Dataset records
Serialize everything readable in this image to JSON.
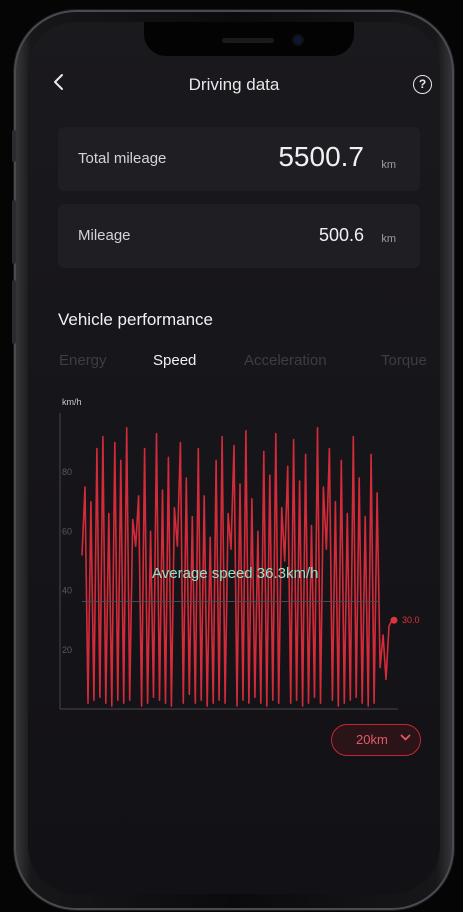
{
  "header": {
    "title": "Driving data",
    "back_icon": "chevron-left-icon",
    "help_icon": "question-circle-icon"
  },
  "summary": {
    "total_mileage": {
      "label": "Total mileage",
      "value": "5500.7",
      "unit": "km"
    },
    "mileage": {
      "label": "Mileage",
      "value": "500.6",
      "unit": "km"
    }
  },
  "performance": {
    "title": "Vehicle performance",
    "tabs": [
      "Energy",
      "Speed",
      "Acceleration",
      "Torque"
    ],
    "active_tab": "Speed",
    "average_label": "Average speed 36.3km/h",
    "range_selector": "20km"
  },
  "colors": {
    "accent": "#d42b3a",
    "average_text": "#8fe3c8",
    "background": "#151418"
  },
  "chart_data": {
    "type": "line",
    "ylabel": "km/h",
    "ylim": [
      0,
      100
    ],
    "yticks": [
      20,
      40,
      60,
      80
    ],
    "grid": false,
    "average": 36.3,
    "last_value_label": "30.0",
    "series": [
      {
        "values": [
          52,
          75,
          2,
          70,
          3,
          88,
          4,
          92,
          2,
          66,
          1,
          90,
          3,
          84,
          2,
          95,
          3,
          64,
          55,
          72,
          1,
          88,
          2,
          60,
          4,
          93,
          3,
          74,
          2,
          85,
          1,
          68,
          55,
          90,
          2,
          78,
          5,
          65,
          2,
          88,
          3,
          72,
          1,
          58,
          2,
          84,
          3,
          92,
          2,
          66,
          54,
          89,
          1,
          76,
          3,
          94,
          2,
          71,
          4,
          60,
          2,
          87,
          1,
          79,
          3,
          93,
          2,
          68,
          50,
          82,
          2,
          91,
          3,
          77,
          1,
          86,
          2,
          62,
          4,
          95,
          2,
          75,
          54,
          88,
          3,
          70,
          1,
          84,
          2,
          66,
          3,
          92,
          4,
          78,
          2,
          65,
          1,
          86,
          2,
          73,
          14,
          25,
          10,
          28,
          30
        ]
      }
    ]
  }
}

→ Exercise description
Return each line in the records that holds the string "title".

→ Written reply
    "title": "Driving data",
    "title": "Vehicle performance",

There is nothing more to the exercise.